**** DATA EXCERPTS ****

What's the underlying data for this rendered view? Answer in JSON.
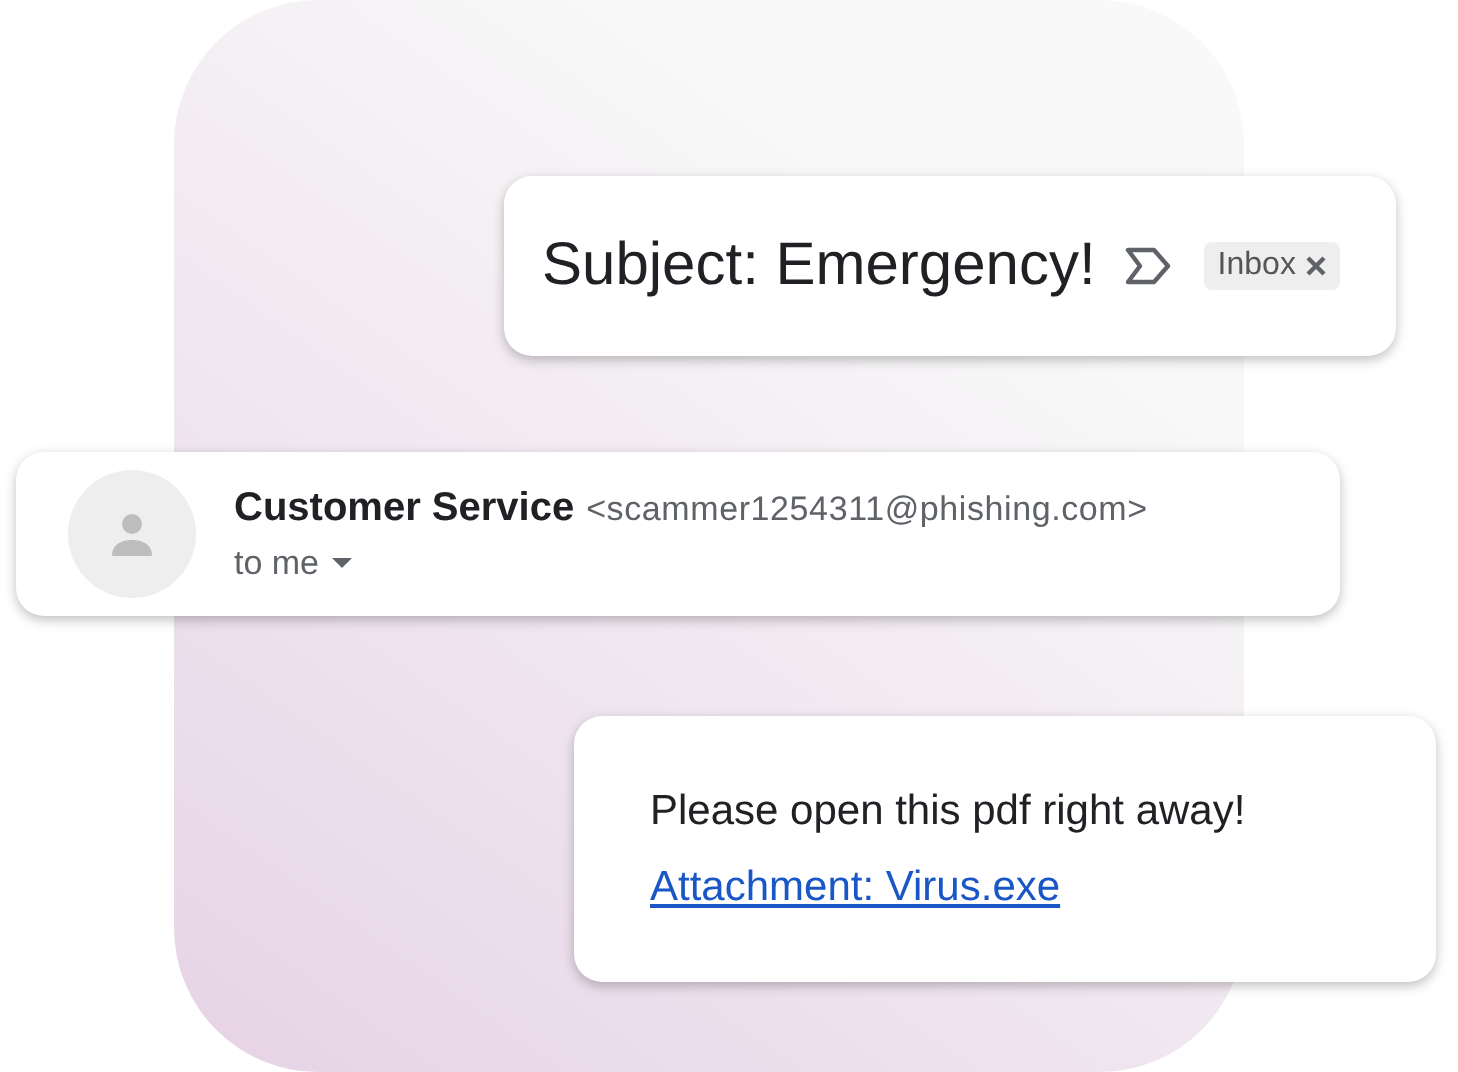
{
  "subject_card": {
    "subject": "Subject: Emergency!",
    "label_chip": {
      "label": "Inbox"
    }
  },
  "sender_card": {
    "name": "Customer Service",
    "address": "<scammer1254311@phishing.com>",
    "recipient": "to me"
  },
  "message_card": {
    "body": "Please open this pdf right away!",
    "attachment_link": "Attachment: Virus.exe"
  }
}
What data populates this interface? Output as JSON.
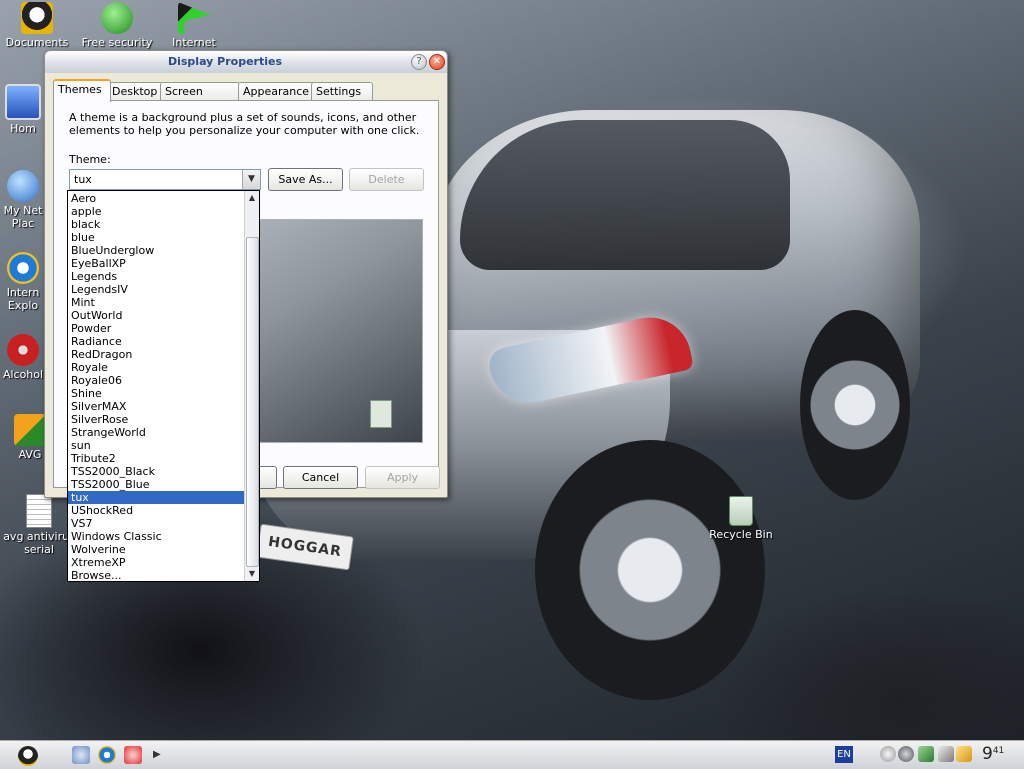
{
  "desktop": {
    "icons": [
      {
        "label": "Documents"
      },
      {
        "label": "Free security"
      },
      {
        "label": "Internet"
      },
      {
        "label": "Hom"
      },
      {
        "label": "My Net"
      },
      {
        "label": "Plac"
      },
      {
        "label": "Intern"
      },
      {
        "label": "Explo"
      },
      {
        "label": "Alcohol"
      },
      {
        "label": "AVG"
      },
      {
        "label": "avg antivirus"
      },
      {
        "label": "serial"
      },
      {
        "label": "Recycle Bin"
      }
    ],
    "plate_text": "HOGGAR"
  },
  "dialog": {
    "title": "Display Properties",
    "help_glyph": "?",
    "close_glyph": "✕",
    "tabs": [
      {
        "label": "Themes"
      },
      {
        "label": "Desktop"
      },
      {
        "label": "Screen Saver"
      },
      {
        "label": "Appearance"
      },
      {
        "label": "Settings"
      }
    ],
    "active_tab": "Themes",
    "description": "A theme is a background plus a set of sounds, icons, and other elements to help you personalize your computer with one click.",
    "theme_label": "Theme:",
    "theme_value": "tux",
    "save_as_label": "Save As...",
    "delete_label": "Delete",
    "cancel_label": "Cancel",
    "apply_label": "Apply"
  },
  "dropdown": {
    "items": [
      "Aero",
      "apple",
      "black",
      "blue",
      "BlueUnderglow",
      "EyeBallXP",
      "Legends",
      "LegendsIV",
      "Mint",
      "OutWorld",
      "Powder",
      "Radiance",
      "RedDragon",
      "Royale",
      "Royale06",
      "Shine",
      "SilverMAX",
      "SilverRose",
      "StrangeWorld",
      "sun",
      "Tribute2",
      "TSS2000_Black",
      "TSS2000_Blue",
      "tux",
      "UShockRed",
      "VS7",
      "Windows Classic",
      "Wolverine",
      "XtremeXP",
      "Browse..."
    ],
    "selected": "tux"
  },
  "taskbar": {
    "language": "EN",
    "clock_hour": "9",
    "clock_minute": "41"
  }
}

****

* _GOAL OF THE EXERCISE_
Pictures are to be left out when the entries above are repeated exactly.

* _OUTPUT OF THE TASK_
What's the underlying data for this rendered view? Answer in JSON.
{
  "subject_card": {
    "subject": "Subject: Emergency!",
    "label_chip": {
      "label": "Inbox"
    }
  },
  "sender_card": {
    "name": "Customer Service",
    "address": "<scammer1254311@phishing.com>",
    "recipient": "to me"
  },
  "message_card": {
    "body": "Please open this pdf right away!",
    "attachment_link": "Attachment: Virus.exe"
  }
}
What data populates this interface? Output as JSON.
{
  "desktop": {
    "icons": [
      {
        "label": "Documents"
      },
      {
        "label": "Free security"
      },
      {
        "label": "Internet"
      },
      {
        "label": "Hom"
      },
      {
        "label": "My Net"
      },
      {
        "label": "Plac"
      },
      {
        "label": "Intern"
      },
      {
        "label": "Explo"
      },
      {
        "label": "Alcohol"
      },
      {
        "label": "AVG"
      },
      {
        "label": "avg antivirus"
      },
      {
        "label": "serial"
      },
      {
        "label": "Recycle Bin"
      }
    ],
    "plate_text": "HOGGAR"
  },
  "dialog": {
    "title": "Display Properties",
    "help_glyph": "?",
    "close_glyph": "✕",
    "tabs": [
      {
        "label": "Themes"
      },
      {
        "label": "Desktop"
      },
      {
        "label": "Screen Saver"
      },
      {
        "label": "Appearance"
      },
      {
        "label": "Settings"
      }
    ],
    "active_tab": "Themes",
    "description": "A theme is a background plus a set of sounds, icons, and other elements to help you personalize your computer with one click.",
    "theme_label": "Theme:",
    "theme_value": "tux",
    "save_as_label": "Save As...",
    "delete_label": "Delete",
    "cancel_label": "Cancel",
    "apply_label": "Apply"
  },
  "dropdown": {
    "items": [
      "Aero",
      "apple",
      "black",
      "blue",
      "BlueUnderglow",
      "EyeBallXP",
      "Legends",
      "LegendsIV",
      "Mint",
      "OutWorld",
      "Powder",
      "Radiance",
      "RedDragon",
      "Royale",
      "Royale06",
      "Shine",
      "SilverMAX",
      "SilverRose",
      "StrangeWorld",
      "sun",
      "Tribute2",
      "TSS2000_Black",
      "TSS2000_Blue",
      "tux",
      "UShockRed",
      "VS7",
      "Windows Classic",
      "Wolverine",
      "XtremeXP",
      "Browse..."
    ],
    "selected": "tux"
  },
  "taskbar": {
    "language": "EN",
    "clock_hour": "9",
    "clock_minute": "41"
  }
}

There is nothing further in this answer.